>> BEGIN SOURCE DATA

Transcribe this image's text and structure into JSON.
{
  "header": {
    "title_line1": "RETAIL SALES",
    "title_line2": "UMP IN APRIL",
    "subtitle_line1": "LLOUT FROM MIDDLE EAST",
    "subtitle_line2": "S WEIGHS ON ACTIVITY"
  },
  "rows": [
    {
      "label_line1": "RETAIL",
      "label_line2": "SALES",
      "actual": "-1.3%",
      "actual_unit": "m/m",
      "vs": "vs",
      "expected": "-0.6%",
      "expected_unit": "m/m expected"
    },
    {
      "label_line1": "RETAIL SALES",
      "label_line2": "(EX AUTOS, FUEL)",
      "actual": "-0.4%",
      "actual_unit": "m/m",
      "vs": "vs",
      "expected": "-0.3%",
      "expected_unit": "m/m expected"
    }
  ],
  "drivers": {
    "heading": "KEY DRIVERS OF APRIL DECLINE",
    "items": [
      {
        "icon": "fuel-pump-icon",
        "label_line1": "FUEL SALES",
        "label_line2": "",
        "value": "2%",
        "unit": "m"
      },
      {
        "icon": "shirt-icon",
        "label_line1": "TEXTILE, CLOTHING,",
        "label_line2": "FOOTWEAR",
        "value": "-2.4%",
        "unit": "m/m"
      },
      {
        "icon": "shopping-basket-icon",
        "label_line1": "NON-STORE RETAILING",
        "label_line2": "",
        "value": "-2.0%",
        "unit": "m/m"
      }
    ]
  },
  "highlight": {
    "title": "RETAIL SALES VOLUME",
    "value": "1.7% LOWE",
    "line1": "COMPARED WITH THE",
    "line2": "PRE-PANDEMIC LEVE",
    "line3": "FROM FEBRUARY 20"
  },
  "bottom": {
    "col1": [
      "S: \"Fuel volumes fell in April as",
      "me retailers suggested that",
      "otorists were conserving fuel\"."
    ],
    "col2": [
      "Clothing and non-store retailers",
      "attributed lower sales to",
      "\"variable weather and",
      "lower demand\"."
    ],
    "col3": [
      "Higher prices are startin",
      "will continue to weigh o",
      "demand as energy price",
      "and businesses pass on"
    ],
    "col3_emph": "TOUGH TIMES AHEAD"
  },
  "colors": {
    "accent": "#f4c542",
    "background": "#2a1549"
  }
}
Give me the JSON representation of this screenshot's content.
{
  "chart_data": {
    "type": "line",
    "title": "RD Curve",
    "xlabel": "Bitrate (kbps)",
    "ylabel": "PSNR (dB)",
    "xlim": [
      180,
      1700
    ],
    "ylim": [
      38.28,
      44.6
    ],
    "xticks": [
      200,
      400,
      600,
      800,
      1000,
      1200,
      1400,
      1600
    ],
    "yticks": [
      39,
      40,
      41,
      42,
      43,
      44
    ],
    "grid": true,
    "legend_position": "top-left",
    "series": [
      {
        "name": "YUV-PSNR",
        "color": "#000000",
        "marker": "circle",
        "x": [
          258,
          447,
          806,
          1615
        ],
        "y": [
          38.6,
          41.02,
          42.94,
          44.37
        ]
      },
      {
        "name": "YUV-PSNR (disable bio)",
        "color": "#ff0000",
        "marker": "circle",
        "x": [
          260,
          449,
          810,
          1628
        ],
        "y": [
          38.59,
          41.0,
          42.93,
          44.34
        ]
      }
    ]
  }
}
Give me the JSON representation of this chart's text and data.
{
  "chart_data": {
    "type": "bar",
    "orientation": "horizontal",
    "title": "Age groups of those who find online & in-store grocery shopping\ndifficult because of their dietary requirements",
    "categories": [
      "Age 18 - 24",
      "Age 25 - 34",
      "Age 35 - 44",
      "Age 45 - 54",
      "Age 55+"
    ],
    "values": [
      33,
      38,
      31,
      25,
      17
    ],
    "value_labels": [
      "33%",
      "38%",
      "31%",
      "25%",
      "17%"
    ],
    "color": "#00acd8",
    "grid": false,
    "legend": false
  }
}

>> END SOURCE DATA

INSTRUCTIONS TO FOLLOW ▸
Copy out each line exactly as written.

OUTPUT BELOW ▸
Transcribe this image's text and structure into JSON.
{
  "header": {
    "title_line1": "RETAIL SALES",
    "title_line2": "UMP IN APRIL",
    "subtitle_line1": "LLOUT FROM MIDDLE EAST",
    "subtitle_line2": "S WEIGHS ON ACTIVITY"
  },
  "rows": [
    {
      "label_line1": "RETAIL",
      "label_line2": "SALES",
      "actual": "-1.3%",
      "actual_unit": "m/m",
      "vs": "vs",
      "expected": "-0.6%",
      "expected_unit": "m/m expected"
    },
    {
      "label_line1": "RETAIL SALES",
      "label_line2": "(EX AUTOS, FUEL)",
      "actual": "-0.4%",
      "actual_unit": "m/m",
      "vs": "vs",
      "expected": "-0.3%",
      "expected_unit": "m/m expected"
    }
  ],
  "drivers": {
    "heading": "KEY DRIVERS OF APRIL DECLINE",
    "items": [
      {
        "icon": "fuel-pump-icon",
        "label_line1": "FUEL SALES",
        "label_line2": "",
        "value": "2%",
        "unit": "m"
      },
      {
        "icon": "shirt-icon",
        "label_line1": "TEXTILE, CLOTHING,",
        "label_line2": "FOOTWEAR",
        "value": "-2.4%",
        "unit": "m/m"
      },
      {
        "icon": "shopping-basket-icon",
        "label_line1": "NON-STORE RETAILING",
        "label_line2": "",
        "value": "-2.0%",
        "unit": "m/m"
      }
    ]
  },
  "highlight": {
    "title": "RETAIL SALES VOLUME",
    "value": "1.7% LOWE",
    "line1": "COMPARED WITH THE",
    "line2": "PRE-PANDEMIC LEVE",
    "line3": "FROM FEBRUARY 20"
  },
  "bottom": {
    "col1": [
      "S: \"Fuel volumes fell in April as",
      "me retailers suggested that",
      "otorists were conserving fuel\"."
    ],
    "col2": [
      "Clothing and non-store retailers",
      "attributed lower sales to",
      "\"variable weather and",
      "lower demand\"."
    ],
    "col3": [
      "Higher prices are startin",
      "will continue to weigh o",
      "demand as energy price",
      "and businesses pass on"
    ],
    "col3_emph": "TOUGH TIMES AHEAD"
  },
  "colors": {
    "accent": "#f4c542",
    "background": "#2a1549"
  }
}
Give me the JSON representation of this screenshot's content.
{
  "chart_data": {
    "type": "line",
    "title": "RD Curve",
    "xlabel": "Bitrate (kbps)",
    "ylabel": "PSNR (dB)",
    "xlim": [
      180,
      1700
    ],
    "ylim": [
      38.28,
      44.6
    ],
    "xticks": [
      200,
      400,
      600,
      800,
      1000,
      1200,
      1400,
      1600
    ],
    "yticks": [
      39,
      40,
      41,
      42,
      43,
      44
    ],
    "grid": true,
    "legend_position": "top-left",
    "series": [
      {
        "name": "YUV-PSNR",
        "color": "#000000",
        "marker": "circle",
        "x": [
          258,
          447,
          806,
          1615
        ],
        "y": [
          38.6,
          41.02,
          42.94,
          44.37
        ]
      },
      {
        "name": "YUV-PSNR (disable bio)",
        "color": "#ff0000",
        "marker": "circle",
        "x": [
          260,
          449,
          810,
          1628
        ],
        "y": [
          38.59,
          41.0,
          42.93,
          44.34
        ]
      }
    ]
  }
}
Give me the JSON representation of this chart's text and data.
{
  "chart_data": {
    "type": "bar",
    "orientation": "horizontal",
    "title": "Age groups of those who find online & in-store grocery shopping\ndifficult because of their dietary requirements",
    "categories": [
      "Age 18 - 24",
      "Age 25 - 34",
      "Age 35 - 44",
      "Age 45 - 54",
      "Age 55+"
    ],
    "values": [
      33,
      38,
      31,
      25,
      17
    ],
    "value_labels": [
      "33%",
      "38%",
      "31%",
      "25%",
      "17%"
    ],
    "color": "#00acd8",
    "grid": false,
    "legend": false
  }
}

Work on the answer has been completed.